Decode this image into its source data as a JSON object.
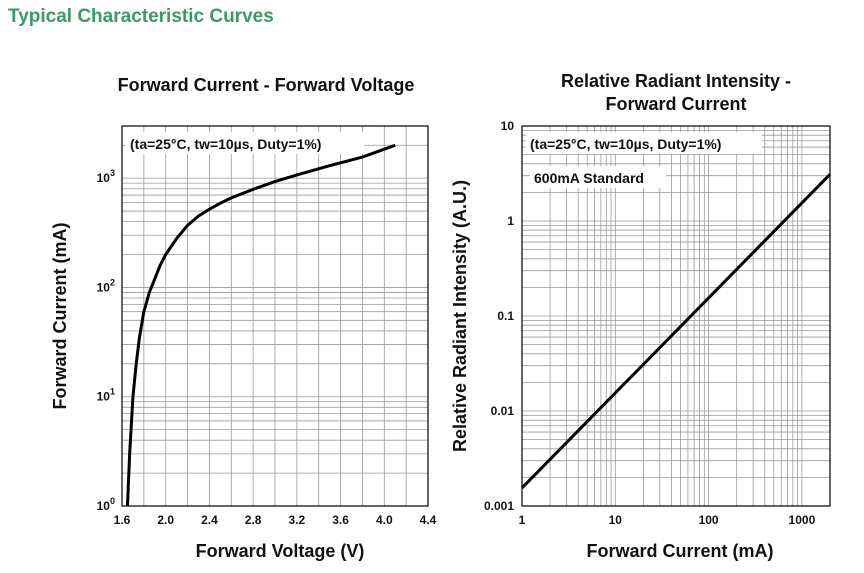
{
  "page": {
    "heading": "Typical Characteristic Curves",
    "colors": {
      "heading": "#3a9a6a",
      "curve": "#000000",
      "grid": "#9a9a9a"
    }
  },
  "chart_data": [
    {
      "type": "line",
      "title": "Forward Current - Forward Voltage",
      "annotation": "(ta=25°C, tw=10µs, Duty=1%)",
      "xlabel": "Forward Voltage (V)",
      "ylabel": "Forward Current (mA)",
      "xscale": "linear",
      "yscale": "log",
      "xlim": [
        1.6,
        4.4
      ],
      "ylim": [
        1,
        3000
      ],
      "grid": true,
      "xticks": [
        "1.6",
        "2.0",
        "2.4",
        "2.8",
        "3.2",
        "3.6",
        "4.0",
        "4.4"
      ],
      "yticks": [
        {
          "base": "10",
          "exp": "0"
        },
        {
          "base": "10",
          "exp": "1"
        },
        {
          "base": "10",
          "exp": "2"
        },
        {
          "base": "10",
          "exp": "3"
        }
      ],
      "series": [
        {
          "x": [
            1.65,
            1.67,
            1.7,
            1.73,
            1.76,
            1.8,
            1.85,
            1.9,
            1.95,
            2.0,
            2.1,
            2.2,
            2.3,
            2.4,
            2.5,
            2.6,
            2.8,
            3.0,
            3.2,
            3.5,
            3.8,
            4.1
          ],
          "y": [
            1,
            3,
            10,
            20,
            35,
            60,
            90,
            120,
            160,
            200,
            280,
            370,
            450,
            520,
            590,
            660,
            790,
            930,
            1070,
            1300,
            1560,
            2000
          ]
        }
      ]
    },
    {
      "type": "line",
      "title": [
        "Relative Radiant Intensity -",
        "Forward Current"
      ],
      "annotation": "(ta=25°C, tw=10µs, Duty=1%)",
      "annotation2": "600mA Standard",
      "xlabel": "Forward Current (mA)",
      "ylabel": "Relative Radiant Intensity (A.U.)",
      "xscale": "log",
      "yscale": "log",
      "xlim": [
        1,
        2000
      ],
      "ylim": [
        0.001,
        10
      ],
      "grid": true,
      "xticks": [
        "1",
        "10",
        "100",
        "1000"
      ],
      "yticks": [
        "0.001",
        "0.01",
        "0.1",
        "1",
        "10"
      ],
      "series": [
        {
          "x": [
            1,
            10,
            100,
            1000,
            2000
          ],
          "y": [
            0.00155,
            0.0155,
            0.155,
            1.55,
            3.1
          ]
        }
      ]
    }
  ]
}
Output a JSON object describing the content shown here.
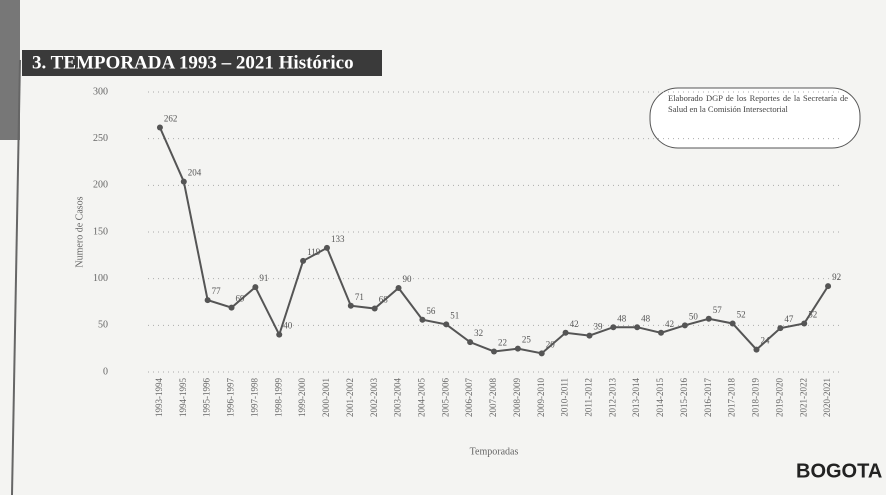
{
  "chart_data": {
    "type": "line",
    "title": "3. TEMPORADA 1993 – 2021 Histórico",
    "ylabel": "Numero de Casos",
    "xlabel": "Temporadas",
    "note": "Elaborado DGP de los Reportes de la Secretaría de Salud en la Comisión Intersectorial",
    "logo": "BOGOTA",
    "categories": [
      "1993-1994",
      "1994-1995",
      "1995-1996",
      "1996-1997",
      "1997-1998",
      "1998-1999",
      "1999-2000",
      "2000-2001",
      "2001-2002",
      "2002-2003",
      "2003-2004",
      "2004-2005",
      "2005-2006",
      "2006-2007",
      "2007-2008",
      "2008-2009",
      "2009-2010",
      "2010-2011",
      "2011-2012",
      "2012-2013",
      "2013-2014",
      "2014-2015",
      "2015-2016",
      "2016-2017",
      "2017-2018",
      "2018-2019",
      "2019-2020",
      "2021-2022",
      "2020-2021"
    ],
    "series": [
      {
        "name": "Casos",
        "color": "#555555",
        "values": [
          262,
          204,
          77,
          69,
          91,
          40,
          119,
          133,
          71,
          68,
          90,
          56,
          51,
          32,
          22,
          25,
          20,
          42,
          39,
          48,
          48,
          42,
          50,
          57,
          52,
          24,
          47,
          52,
          92
        ]
      }
    ],
    "ylim": [
      0,
      300
    ],
    "yticks": [
      0,
      50,
      100,
      150,
      200,
      250,
      300
    ],
    "grid": true
  }
}
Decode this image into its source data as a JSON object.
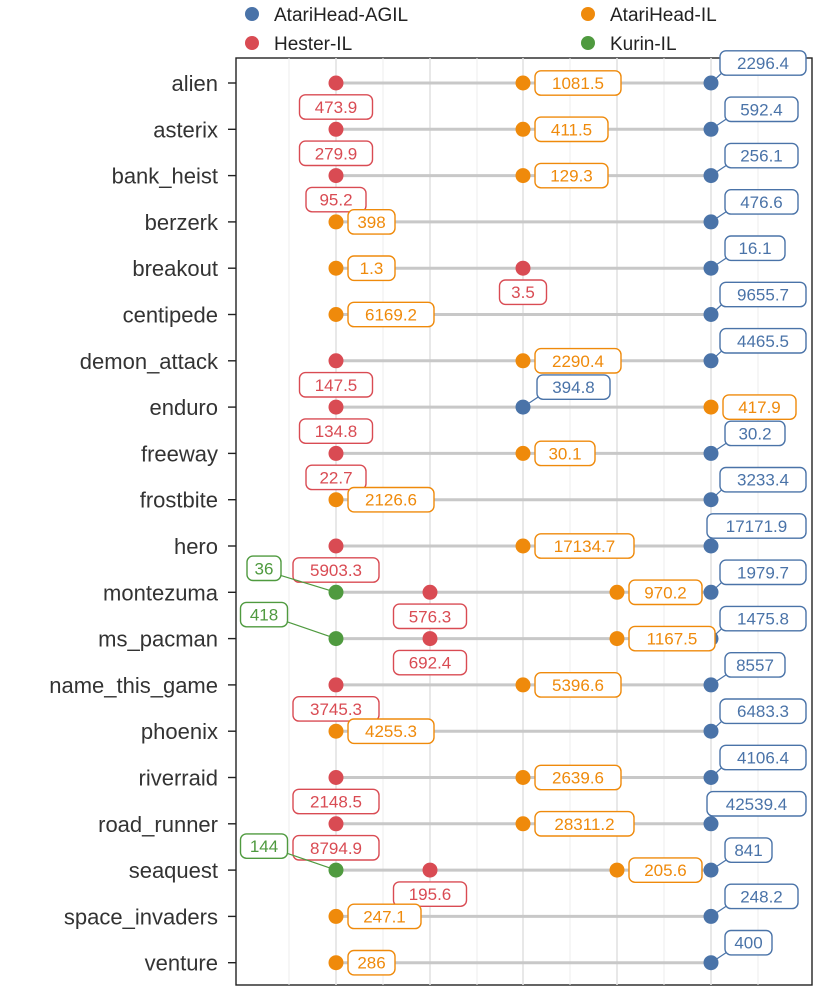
{
  "chart_data": {
    "type": "dot",
    "xscale": "log",
    "grid": true,
    "legend_position": "top",
    "colors": {
      "AtariHead-AGIL": "#4a73a8",
      "AtariHead-IL": "#ef8a0b",
      "Hester-IL": "#d94b53",
      "Kurin-IL": "#4f9a3f"
    },
    "legend": [
      {
        "name": "AtariHead-AGIL"
      },
      {
        "name": "AtariHead-IL"
      },
      {
        "name": "Hester-IL"
      },
      {
        "name": "Kurin-IL"
      }
    ],
    "categories": [
      "alien",
      "asterix",
      "bank_heist",
      "berzerk",
      "breakout",
      "centipede",
      "demon_attack",
      "enduro",
      "freeway",
      "frostbite",
      "hero",
      "montezuma",
      "ms_pacman",
      "name_this_game",
      "phoenix",
      "riverraid",
      "road_runner",
      "seaquest",
      "space_invaders",
      "venture"
    ],
    "series": [
      {
        "name": "AtariHead-AGIL",
        "values": [
          2296.4,
          592.4,
          256.1,
          476.6,
          16.1,
          9655.7,
          4465.5,
          394.8,
          30.2,
          3233.4,
          17171.9,
          1979.7,
          1475.8,
          8557,
          6483.3,
          4106.4,
          42539.4,
          841,
          248.2,
          400
        ]
      },
      {
        "name": "AtariHead-IL",
        "values": [
          1081.5,
          411.5,
          129.3,
          398,
          1.3,
          6169.2,
          2290.4,
          417.9,
          30.1,
          2126.6,
          17134.7,
          970.2,
          1167.5,
          5396.6,
          4255.3,
          2639.6,
          28311.2,
          205.6,
          247.1,
          286
        ]
      },
      {
        "name": "Hester-IL",
        "values": [
          473.9,
          279.9,
          95.2,
          null,
          3.5,
          null,
          147.5,
          134.8,
          22.7,
          null,
          5903.3,
          576.3,
          692.4,
          3745.3,
          null,
          2148.5,
          8794.9,
          195.6,
          null,
          null
        ]
      },
      {
        "name": "Kurin-IL",
        "values": [
          null,
          null,
          null,
          null,
          null,
          null,
          null,
          null,
          null,
          null,
          null,
          36,
          418,
          null,
          null,
          null,
          null,
          144,
          null,
          null
        ]
      }
    ]
  }
}
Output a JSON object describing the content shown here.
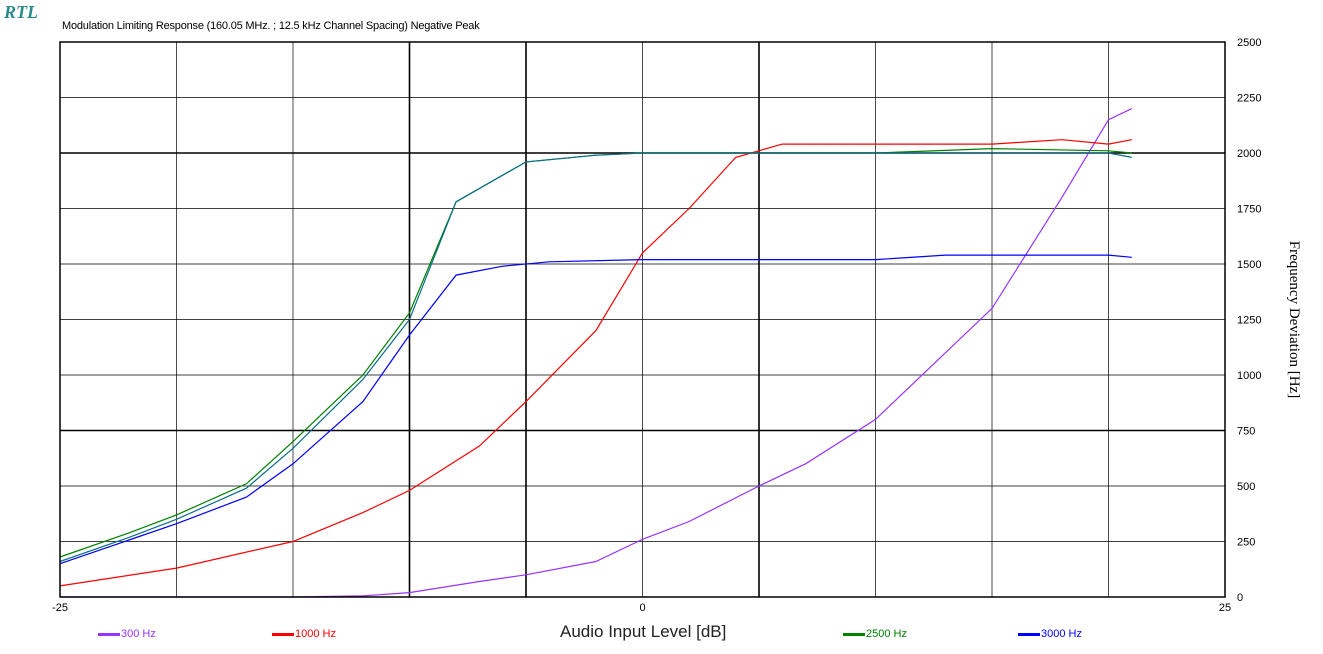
{
  "header": {
    "logo_text": "RTL",
    "title": "Modulation Limiting Response (160.05 MHz. ; 12.5 kHz Channel Spacing) Negative Peak"
  },
  "chart_data": {
    "type": "line",
    "title": "Modulation Limiting Response (160.05 MHz. ; 12.5 kHz Channel Spacing) Negative Peak",
    "xlabel": "Audio Input Level [dB]",
    "ylabel": "Frequency Deviation [Hz]",
    "xlim": [
      -25,
      25
    ],
    "ylim": [
      0,
      2500
    ],
    "x_ticks": [
      -25,
      0,
      25
    ],
    "y_ticks": [
      0,
      250,
      500,
      750,
      1000,
      1250,
      1500,
      1750,
      2000,
      2250,
      2500
    ],
    "x_grid": [
      -20,
      -15,
      -10,
      -5,
      0,
      5,
      10,
      15,
      20
    ],
    "major_grid_x": [
      -10,
      -5,
      5
    ],
    "major_grid_y": [
      750,
      2000
    ],
    "grid": true,
    "y_axis_side": "right",
    "legend_position": "bottom",
    "series": [
      {
        "name": "300 Hz",
        "color": "#9933ff",
        "x": [
          -25,
          -20,
          -15,
          -12,
          -10,
          -7,
          -5,
          -2,
          0,
          2,
          5,
          7,
          10,
          15,
          18,
          20,
          21
        ],
        "y": [
          0,
          0,
          0,
          5,
          20,
          70,
          100,
          160,
          260,
          340,
          500,
          600,
          800,
          1300,
          1800,
          2150,
          2200
        ]
      },
      {
        "name": "1000 Hz",
        "color": "#ff0000",
        "x": [
          -25,
          -20,
          -15,
          -12,
          -10,
          -7,
          -5,
          -2,
          0,
          2,
          4,
          6,
          10,
          15,
          18,
          20,
          21
        ],
        "y": [
          50,
          130,
          250,
          380,
          480,
          680,
          880,
          1200,
          1550,
          1750,
          1980,
          2040,
          2040,
          2040,
          2060,
          2040,
          2060
        ]
      },
      {
        "name": "2500 Hz",
        "color": "#008000",
        "x": [
          -25,
          -22,
          -20,
          -17,
          -15,
          -12,
          -10,
          -8,
          -5,
          -2,
          0,
          5,
          10,
          15,
          20,
          21
        ],
        "y": [
          180,
          290,
          370,
          510,
          700,
          1000,
          1280,
          1780,
          1960,
          1990,
          2000,
          2000,
          2000,
          2020,
          2010,
          2000
        ]
      },
      {
        "name": "3000 Hz",
        "color": "#0000ff",
        "x": [
          -25,
          -20,
          -17,
          -15,
          -12,
          -10,
          -8,
          -6,
          -4,
          0,
          5,
          10,
          13,
          15,
          20,
          21
        ],
        "y": [
          150,
          330,
          450,
          600,
          880,
          1180,
          1450,
          1490,
          1510,
          1520,
          1520,
          1520,
          1540,
          1540,
          1540,
          1530
        ]
      },
      {
        "name": "",
        "color": "#0b6d8a",
        "x": [
          -25,
          -22,
          -20,
          -17,
          -15,
          -12,
          -10,
          -8,
          -5,
          -2,
          0,
          5,
          10,
          15,
          20,
          21
        ],
        "y": [
          160,
          270,
          350,
          490,
          670,
          980,
          1250,
          1780,
          1960,
          1990,
          2000,
          2000,
          2000,
          2000,
          2000,
          1980
        ]
      }
    ]
  }
}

*WHAT NEEDS TO BE DONE:* Copy out each line of the records where the string "ylabel" appears.

*RESULT OF THE TASK:*
      "ylabel": "Forward Current (mA)",
      "ylabel": "Relative Radiant Intensity (A.U.)",
    "ylabel": "Numero de Casos",
    "ylabel": "Frequency Deviation [Hz]",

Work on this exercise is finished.